Goal of the exercise:
Can you restate the records below word for word?

Dataset extract:
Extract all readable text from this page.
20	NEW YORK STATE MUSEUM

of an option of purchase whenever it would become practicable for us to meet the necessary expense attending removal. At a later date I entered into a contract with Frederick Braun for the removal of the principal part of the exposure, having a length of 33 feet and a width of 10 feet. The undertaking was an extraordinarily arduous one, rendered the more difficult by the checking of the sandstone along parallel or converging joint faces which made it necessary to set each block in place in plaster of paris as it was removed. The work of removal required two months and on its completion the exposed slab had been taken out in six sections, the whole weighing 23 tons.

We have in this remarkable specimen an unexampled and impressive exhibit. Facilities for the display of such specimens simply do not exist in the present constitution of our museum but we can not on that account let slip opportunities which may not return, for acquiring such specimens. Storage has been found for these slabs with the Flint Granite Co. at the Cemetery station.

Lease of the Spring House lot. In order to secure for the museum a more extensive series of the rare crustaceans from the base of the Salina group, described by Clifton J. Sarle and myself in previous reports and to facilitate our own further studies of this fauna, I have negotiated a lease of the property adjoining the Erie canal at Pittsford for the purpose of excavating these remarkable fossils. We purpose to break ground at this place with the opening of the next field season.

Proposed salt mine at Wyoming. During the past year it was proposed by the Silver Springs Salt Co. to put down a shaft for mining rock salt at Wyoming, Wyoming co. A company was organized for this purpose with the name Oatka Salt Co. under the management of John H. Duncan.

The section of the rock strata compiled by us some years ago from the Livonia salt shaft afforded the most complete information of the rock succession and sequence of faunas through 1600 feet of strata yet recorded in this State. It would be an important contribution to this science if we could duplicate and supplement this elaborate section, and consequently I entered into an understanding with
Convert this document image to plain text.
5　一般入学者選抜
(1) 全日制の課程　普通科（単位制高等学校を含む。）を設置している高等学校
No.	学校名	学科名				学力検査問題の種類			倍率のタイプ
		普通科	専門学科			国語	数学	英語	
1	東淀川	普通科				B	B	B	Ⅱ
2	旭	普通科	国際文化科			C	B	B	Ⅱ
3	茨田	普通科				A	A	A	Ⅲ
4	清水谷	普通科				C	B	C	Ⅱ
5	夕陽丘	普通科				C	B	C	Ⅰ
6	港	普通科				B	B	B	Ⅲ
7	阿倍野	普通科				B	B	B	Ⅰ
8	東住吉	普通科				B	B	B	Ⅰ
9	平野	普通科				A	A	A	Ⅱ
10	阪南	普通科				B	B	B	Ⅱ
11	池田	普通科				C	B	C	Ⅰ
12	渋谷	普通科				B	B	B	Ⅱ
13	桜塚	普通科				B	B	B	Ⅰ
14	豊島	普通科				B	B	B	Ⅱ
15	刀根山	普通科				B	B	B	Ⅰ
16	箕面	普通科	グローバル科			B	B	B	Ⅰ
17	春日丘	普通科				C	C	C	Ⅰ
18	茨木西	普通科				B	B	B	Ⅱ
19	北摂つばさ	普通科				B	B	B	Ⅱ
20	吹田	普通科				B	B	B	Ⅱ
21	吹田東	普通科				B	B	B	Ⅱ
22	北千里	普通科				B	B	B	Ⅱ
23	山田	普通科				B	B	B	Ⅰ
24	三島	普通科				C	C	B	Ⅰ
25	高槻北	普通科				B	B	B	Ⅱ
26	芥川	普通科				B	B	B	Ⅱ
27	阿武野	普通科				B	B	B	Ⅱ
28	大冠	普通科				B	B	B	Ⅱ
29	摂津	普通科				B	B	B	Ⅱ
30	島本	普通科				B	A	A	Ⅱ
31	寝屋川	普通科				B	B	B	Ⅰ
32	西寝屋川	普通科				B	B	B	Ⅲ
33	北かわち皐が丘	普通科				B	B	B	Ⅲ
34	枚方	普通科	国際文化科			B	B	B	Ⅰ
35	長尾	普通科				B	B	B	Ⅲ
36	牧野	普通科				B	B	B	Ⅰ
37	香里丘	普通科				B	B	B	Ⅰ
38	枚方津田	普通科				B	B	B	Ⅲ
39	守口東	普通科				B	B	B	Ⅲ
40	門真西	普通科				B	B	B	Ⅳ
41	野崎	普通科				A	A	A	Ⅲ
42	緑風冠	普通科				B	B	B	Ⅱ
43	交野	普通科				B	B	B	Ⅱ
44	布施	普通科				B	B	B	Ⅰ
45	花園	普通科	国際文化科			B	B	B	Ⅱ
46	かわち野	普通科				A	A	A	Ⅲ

Solution to this task:
Extract all readable text from this page.
20	NEW YORK STATE MUSEUM

of an option of purchase whenever it would become practicable for us to meet the necessary expense attending removal. At a later date I entered into a contract with Frederick Braun for the removal of the principal part of the exposure, having a length of 33 feet and a width of 10 feet. The undertaking was an extraordinarily arduous one, rendered the more difficult by the checking of the sandstone along parallel or converging joint faces which made it necessary to set each block in place in plaster of paris as it was removed. The work of removal required two months and on its completion the exposed slab had been taken out in six sections, the whole weighing 23 tons.

We have in this remarkable specimen an unexampled and impressive exhibit. Facilities for the display of such specimens simply do not exist in the present constitution of our museum but we can not on that account let slip opportunities which may not return, for acquiring such specimens. Storage has been found for these slabs with the Flint Granite Co. at the Cemetery station.

Lease of the Spring House lot. In order to secure for the museum a more extensive series of the rare crustaceans from the base of the Salina group, described by Clifton J. Sarle and myself in previous reports and to facilitate our own further studies of this fauna, I have negotiated a lease of the property adjoining the Erie canal at Pittsford for the purpose of excavating these remarkable fossils. We purpose to break ground at this place with the opening of the next field season.

Proposed salt mine at Wyoming. During the past year it was proposed by the Silver Springs Salt Co. to put down a shaft for mining rock salt at Wyoming, Wyoming co. A company was organized for this purpose with the name Oatka Salt Co. under the management of John H. Duncan.

The section of the rock strata compiled by us some years ago from the Livonia salt shaft afforded the most complete information of the rock succession and sequence of faunas through 1600 feet of strata yet recorded in this State. It would be an important contribution to this science if we could duplicate and supplement this elaborate section, and consequently I entered into an understanding with
Convert this document image to plain text.
5　一般入学者選抜
(1) 全日制の課程　普通科（単位制高等学校を含む。）を設置している高等学校
No.	学校名	学科名				学力検査問題の種類			倍率のタイプ
		普通科	専門学科			国語	数学	英語	
1	東淀川	普通科				B	B	B	Ⅱ
2	旭	普通科	国際文化科			C	B	B	Ⅱ
3	茨田	普通科				A	A	A	Ⅲ
4	清水谷	普通科				C	B	C	Ⅱ
5	夕陽丘	普通科				C	B	C	Ⅰ
6	港	普通科				B	B	B	Ⅲ
7	阿倍野	普通科				B	B	B	Ⅰ
8	東住吉	普通科				B	B	B	Ⅰ
9	平野	普通科				A	A	A	Ⅱ
10	阪南	普通科				B	B	B	Ⅱ
11	池田	普通科				C	B	C	Ⅰ
12	渋谷	普通科				B	B	B	Ⅱ
13	桜塚	普通科				B	B	B	Ⅰ
14	豊島	普通科				B	B	B	Ⅱ
15	刀根山	普通科				B	B	B	Ⅰ
16	箕面	普通科	グローバル科			B	B	B	Ⅰ
17	春日丘	普通科				C	C	C	Ⅰ
18	茨木西	普通科				B	B	B	Ⅱ
19	北摂つばさ	普通科				B	B	B	Ⅱ
20	吹田	普通科				B	B	B	Ⅱ
21	吹田東	普通科				B	B	B	Ⅱ
22	北千里	普通科				B	B	B	Ⅱ
23	山田	普通科				B	B	B	Ⅰ
24	三島	普通科				C	C	B	Ⅰ
25	高槻北	普通科				B	B	B	Ⅱ
26	芥川	普通科				B	B	B	Ⅱ
27	阿武野	普通科				B	B	B	Ⅱ
28	大冠	普通科				B	B	B	Ⅱ
29	摂津	普通科				B	B	B	Ⅱ
30	島本	普通科				B	A	A	Ⅱ
31	寝屋川	普通科				B	B	B	Ⅰ
32	西寝屋川	普通科				B	B	B	Ⅲ
33	北かわち皐が丘	普通科				B	B	B	Ⅲ
34	枚方	普通科	国際文化科			B	B	B	Ⅰ
35	長尾	普通科				B	B	B	Ⅲ
36	牧野	普通科				B	B	B	Ⅰ
37	香里丘	普通科				B	B	B	Ⅰ
38	枚方津田	普通科				B	B	B	Ⅲ
39	守口東	普通科				B	B	B	Ⅲ
40	門真西	普通科				B	B	B	Ⅳ
41	野崎	普通科				A	A	A	Ⅲ
42	緑風冠	普通科				B	B	B	Ⅱ
43	交野	普通科				B	B	B	Ⅱ
44	布施	普通科				B	B	B	Ⅰ
45	花園	普通科	国際文化科			B	B	B	Ⅱ
46	かわち野	普通科				A	A	A	Ⅲ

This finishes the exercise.